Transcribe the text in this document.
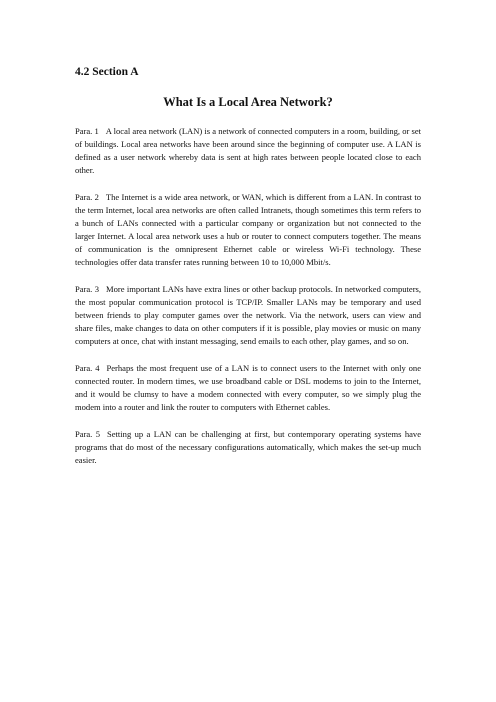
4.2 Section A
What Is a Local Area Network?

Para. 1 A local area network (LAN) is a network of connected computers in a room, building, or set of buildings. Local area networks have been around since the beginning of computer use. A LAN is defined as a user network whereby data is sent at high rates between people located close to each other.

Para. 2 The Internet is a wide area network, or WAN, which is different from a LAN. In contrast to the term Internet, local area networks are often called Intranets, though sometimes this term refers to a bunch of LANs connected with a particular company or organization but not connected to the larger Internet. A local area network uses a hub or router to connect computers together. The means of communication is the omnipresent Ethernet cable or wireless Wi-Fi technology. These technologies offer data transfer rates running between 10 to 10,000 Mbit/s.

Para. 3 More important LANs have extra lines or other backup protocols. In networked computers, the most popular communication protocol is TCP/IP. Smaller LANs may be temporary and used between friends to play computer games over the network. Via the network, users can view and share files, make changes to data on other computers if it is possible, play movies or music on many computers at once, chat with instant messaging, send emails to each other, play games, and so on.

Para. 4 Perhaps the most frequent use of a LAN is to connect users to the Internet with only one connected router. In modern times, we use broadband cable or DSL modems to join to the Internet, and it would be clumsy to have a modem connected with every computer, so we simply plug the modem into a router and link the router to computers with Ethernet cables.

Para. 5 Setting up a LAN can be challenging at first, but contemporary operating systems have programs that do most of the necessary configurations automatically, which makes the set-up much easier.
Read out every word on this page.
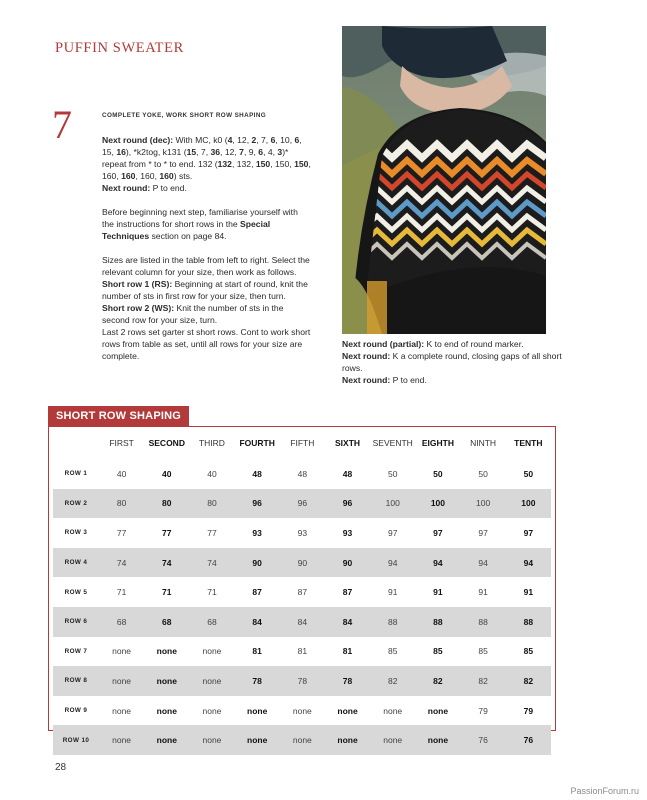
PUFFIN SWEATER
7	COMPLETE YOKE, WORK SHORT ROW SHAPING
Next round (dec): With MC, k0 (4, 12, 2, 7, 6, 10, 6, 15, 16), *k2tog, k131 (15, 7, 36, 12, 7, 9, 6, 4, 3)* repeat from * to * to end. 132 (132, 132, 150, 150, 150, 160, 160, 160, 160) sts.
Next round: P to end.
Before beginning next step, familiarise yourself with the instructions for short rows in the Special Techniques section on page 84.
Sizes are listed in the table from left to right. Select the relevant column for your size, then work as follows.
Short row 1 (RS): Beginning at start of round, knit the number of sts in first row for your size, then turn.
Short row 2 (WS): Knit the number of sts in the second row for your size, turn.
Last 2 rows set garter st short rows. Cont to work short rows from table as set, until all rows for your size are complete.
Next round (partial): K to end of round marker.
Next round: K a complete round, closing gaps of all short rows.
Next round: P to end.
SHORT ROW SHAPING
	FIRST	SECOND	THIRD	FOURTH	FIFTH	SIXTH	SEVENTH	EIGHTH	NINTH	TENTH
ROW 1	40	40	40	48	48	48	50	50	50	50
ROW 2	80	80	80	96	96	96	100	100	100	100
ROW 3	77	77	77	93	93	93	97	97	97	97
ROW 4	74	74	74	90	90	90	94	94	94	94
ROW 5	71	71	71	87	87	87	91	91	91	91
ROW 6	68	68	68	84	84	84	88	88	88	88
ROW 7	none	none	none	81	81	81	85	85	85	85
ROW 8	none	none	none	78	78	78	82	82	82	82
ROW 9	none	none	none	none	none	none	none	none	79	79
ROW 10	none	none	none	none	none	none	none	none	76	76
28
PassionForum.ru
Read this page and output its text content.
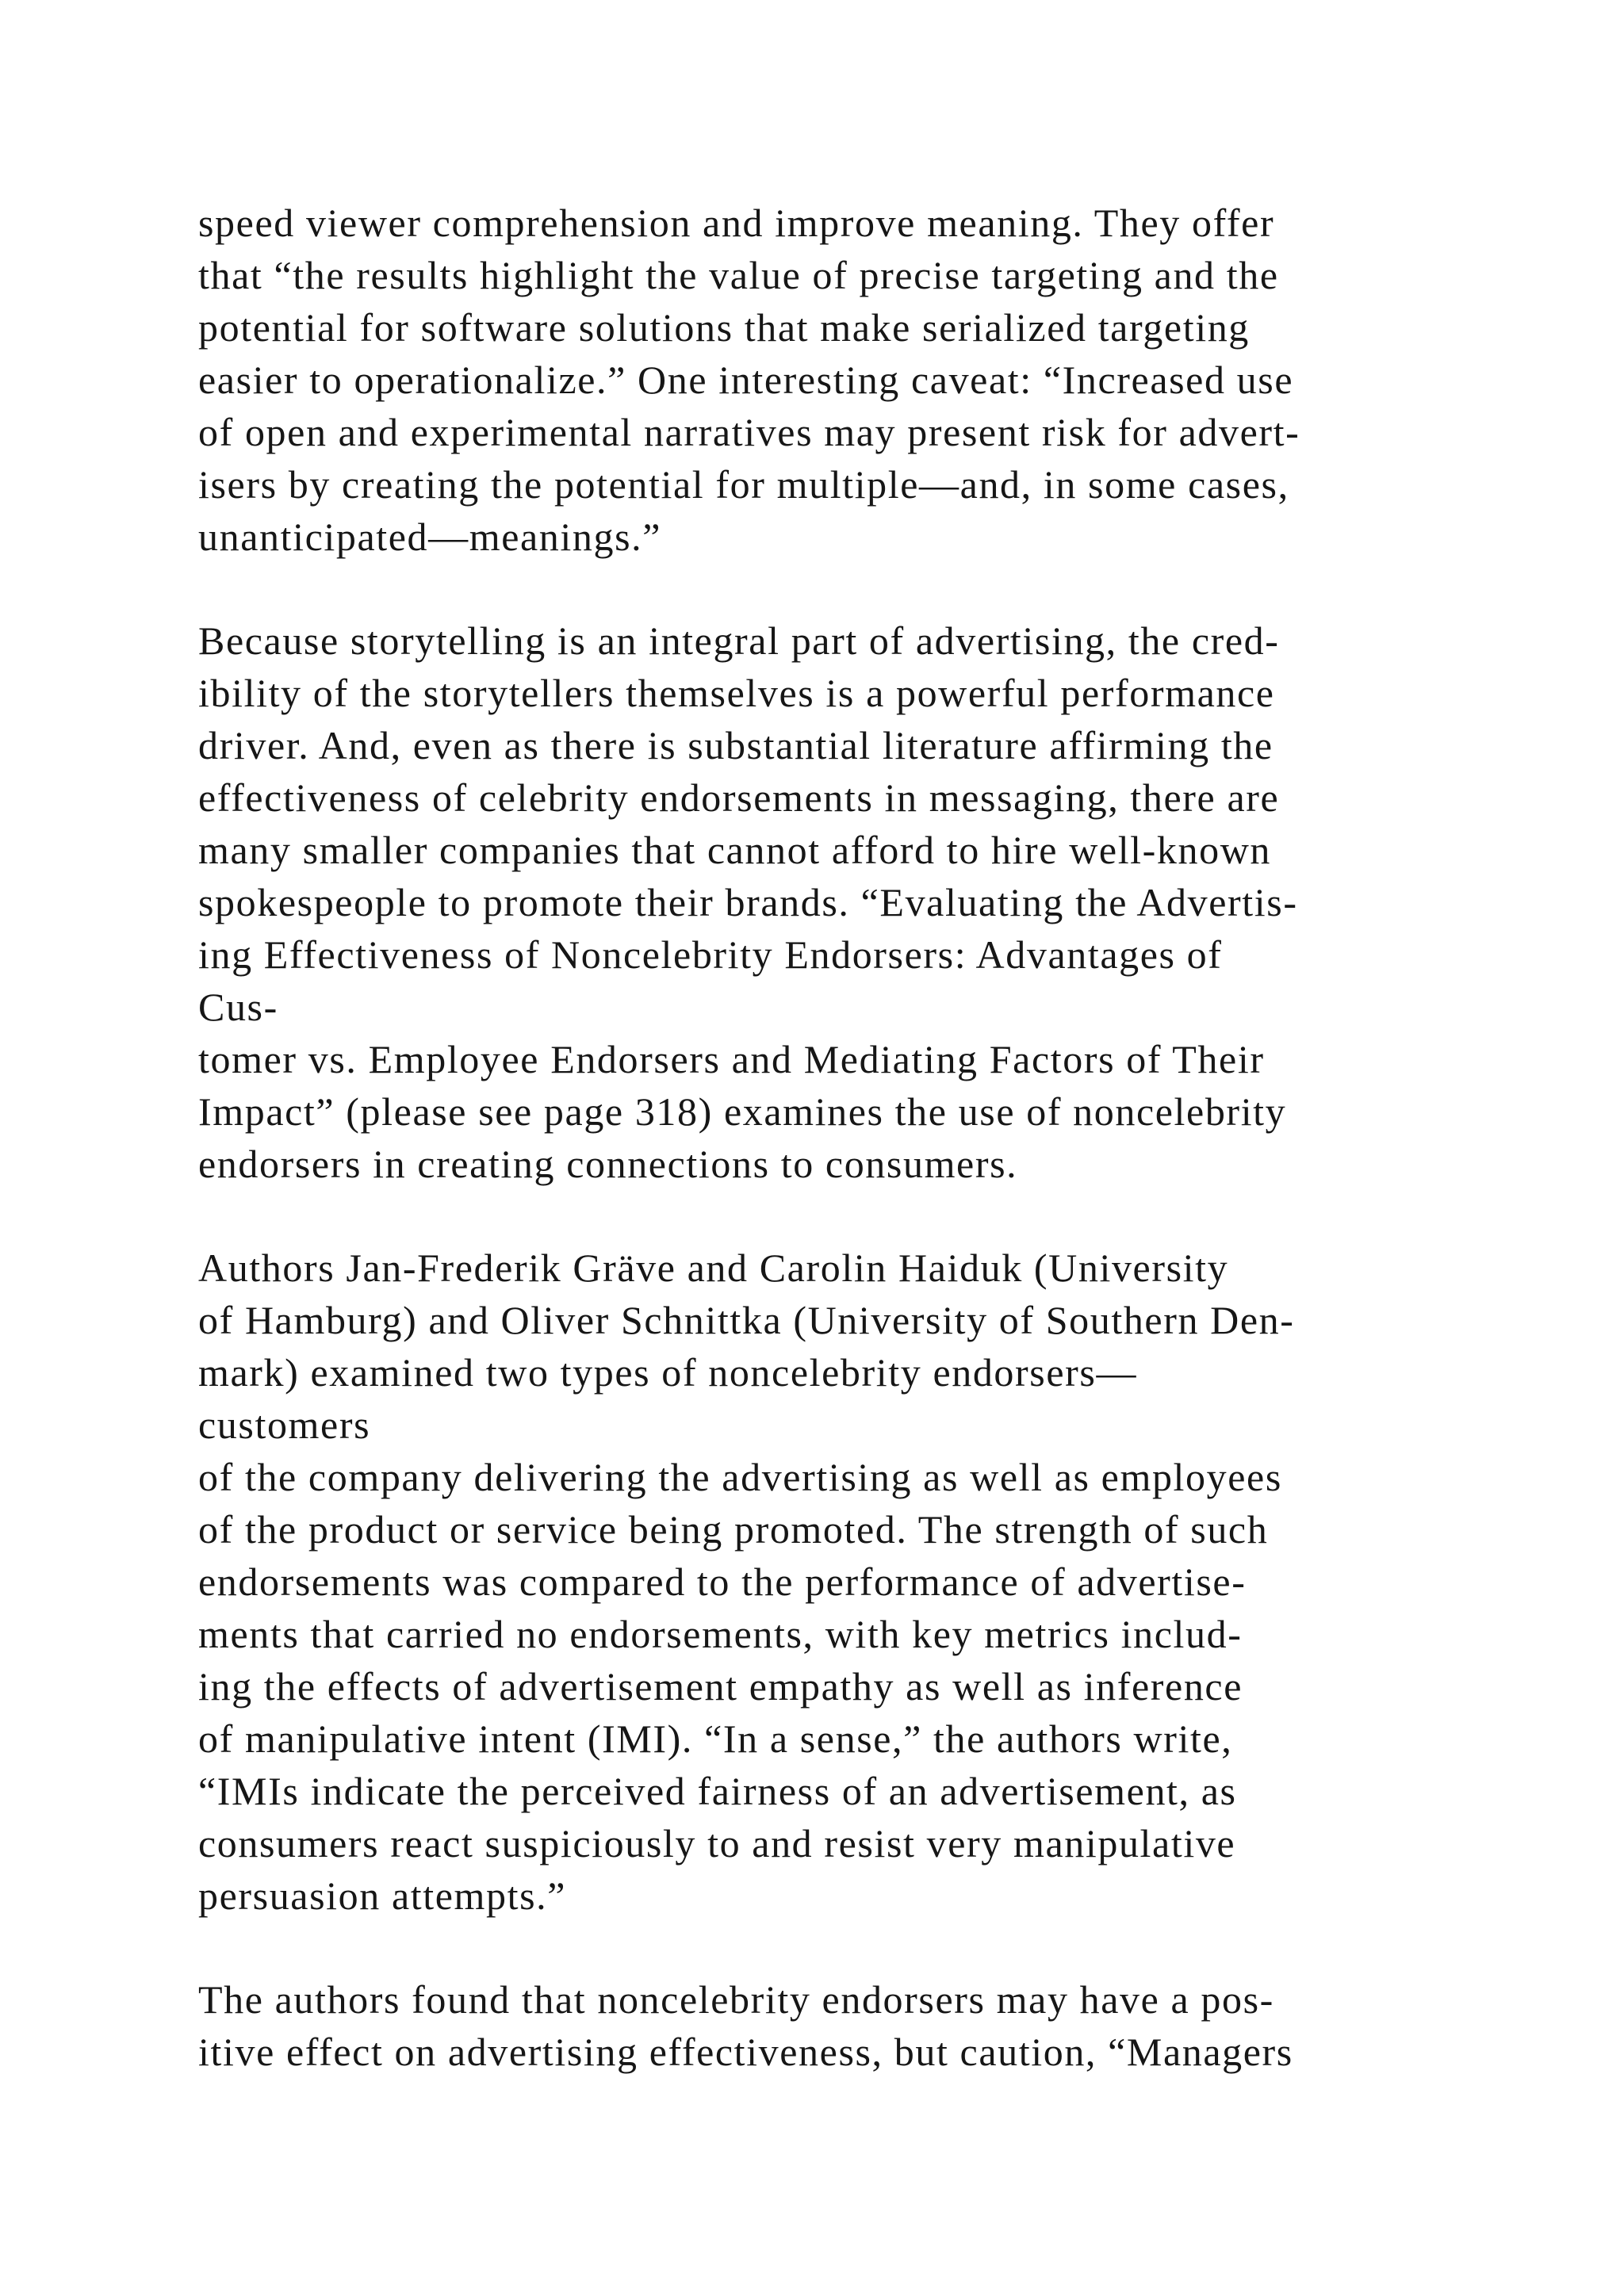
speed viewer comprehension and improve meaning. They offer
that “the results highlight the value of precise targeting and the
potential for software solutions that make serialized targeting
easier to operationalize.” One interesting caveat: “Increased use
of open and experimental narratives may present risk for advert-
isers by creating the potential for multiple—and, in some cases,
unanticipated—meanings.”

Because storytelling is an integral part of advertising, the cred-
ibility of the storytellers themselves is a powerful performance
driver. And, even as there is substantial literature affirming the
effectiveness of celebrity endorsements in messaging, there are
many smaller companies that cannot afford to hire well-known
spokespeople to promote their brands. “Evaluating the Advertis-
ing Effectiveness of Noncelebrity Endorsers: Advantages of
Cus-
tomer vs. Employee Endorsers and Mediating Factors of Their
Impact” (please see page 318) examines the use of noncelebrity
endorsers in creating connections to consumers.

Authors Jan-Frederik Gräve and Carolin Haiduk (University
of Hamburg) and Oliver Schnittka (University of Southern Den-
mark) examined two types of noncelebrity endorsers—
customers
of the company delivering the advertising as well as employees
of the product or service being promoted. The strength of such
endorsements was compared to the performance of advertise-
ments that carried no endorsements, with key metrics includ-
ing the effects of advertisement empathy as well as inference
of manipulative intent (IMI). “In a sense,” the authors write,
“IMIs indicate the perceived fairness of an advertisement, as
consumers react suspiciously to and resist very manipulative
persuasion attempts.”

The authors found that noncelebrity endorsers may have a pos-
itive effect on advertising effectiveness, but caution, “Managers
+--
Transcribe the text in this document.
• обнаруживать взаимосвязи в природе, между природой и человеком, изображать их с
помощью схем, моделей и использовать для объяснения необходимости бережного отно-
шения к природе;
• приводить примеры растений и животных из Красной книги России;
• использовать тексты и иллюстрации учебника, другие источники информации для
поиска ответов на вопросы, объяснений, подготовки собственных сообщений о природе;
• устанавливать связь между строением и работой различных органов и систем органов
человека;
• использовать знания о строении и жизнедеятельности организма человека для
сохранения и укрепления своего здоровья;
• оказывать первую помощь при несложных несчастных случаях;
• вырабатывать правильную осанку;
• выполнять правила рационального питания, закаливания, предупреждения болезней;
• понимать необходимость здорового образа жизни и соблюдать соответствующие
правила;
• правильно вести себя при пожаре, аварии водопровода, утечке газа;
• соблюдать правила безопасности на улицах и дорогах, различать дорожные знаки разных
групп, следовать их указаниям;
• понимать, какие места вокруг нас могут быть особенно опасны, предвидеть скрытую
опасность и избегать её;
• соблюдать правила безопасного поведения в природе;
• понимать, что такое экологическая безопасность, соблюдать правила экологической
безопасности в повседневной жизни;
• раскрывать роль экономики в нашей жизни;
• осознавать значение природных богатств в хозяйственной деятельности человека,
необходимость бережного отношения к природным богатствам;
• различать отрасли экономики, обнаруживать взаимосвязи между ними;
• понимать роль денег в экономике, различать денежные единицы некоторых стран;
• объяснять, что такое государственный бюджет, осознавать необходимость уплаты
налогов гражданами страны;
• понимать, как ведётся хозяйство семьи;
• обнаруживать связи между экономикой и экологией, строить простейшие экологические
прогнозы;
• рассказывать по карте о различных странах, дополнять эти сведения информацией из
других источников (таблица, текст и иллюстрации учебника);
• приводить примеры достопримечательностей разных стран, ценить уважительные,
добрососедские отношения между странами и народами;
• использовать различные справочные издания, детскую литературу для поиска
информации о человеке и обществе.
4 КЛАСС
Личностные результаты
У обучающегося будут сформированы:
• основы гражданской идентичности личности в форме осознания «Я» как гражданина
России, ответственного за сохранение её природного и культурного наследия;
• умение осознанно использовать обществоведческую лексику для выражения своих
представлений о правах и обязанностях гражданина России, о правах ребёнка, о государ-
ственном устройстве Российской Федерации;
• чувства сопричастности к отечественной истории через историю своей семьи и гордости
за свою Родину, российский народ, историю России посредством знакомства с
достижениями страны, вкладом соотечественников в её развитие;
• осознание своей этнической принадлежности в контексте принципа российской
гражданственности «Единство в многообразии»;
+--
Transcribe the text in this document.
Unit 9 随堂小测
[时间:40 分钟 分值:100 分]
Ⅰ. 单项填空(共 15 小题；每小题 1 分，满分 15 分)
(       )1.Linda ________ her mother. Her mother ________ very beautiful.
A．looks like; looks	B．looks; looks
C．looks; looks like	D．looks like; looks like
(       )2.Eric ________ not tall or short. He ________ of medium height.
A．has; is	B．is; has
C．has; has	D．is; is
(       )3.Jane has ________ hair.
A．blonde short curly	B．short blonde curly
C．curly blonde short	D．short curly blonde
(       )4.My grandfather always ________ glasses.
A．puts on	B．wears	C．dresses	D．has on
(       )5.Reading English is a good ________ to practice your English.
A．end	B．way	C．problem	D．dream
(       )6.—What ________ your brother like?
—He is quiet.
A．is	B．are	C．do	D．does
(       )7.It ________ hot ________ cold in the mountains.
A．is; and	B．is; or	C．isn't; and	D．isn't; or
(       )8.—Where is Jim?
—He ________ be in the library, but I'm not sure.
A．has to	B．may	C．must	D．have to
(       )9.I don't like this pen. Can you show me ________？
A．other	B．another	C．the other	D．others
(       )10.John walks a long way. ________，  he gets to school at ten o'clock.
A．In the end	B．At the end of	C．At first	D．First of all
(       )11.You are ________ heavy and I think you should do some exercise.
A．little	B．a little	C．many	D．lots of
+--
* _WORK INSTRUCTIONS_: Copy out every line from the material above in which the word "easier" appears.

* _RESPONSE BELOW_:
Para. 5 Setting up a LAN can be challenging at first, but contemporary operating systems have programs that do most of the necessary configurations automatically, which makes the set-up much easier.
easier to operationalize.” One interesting caveat: “Increased use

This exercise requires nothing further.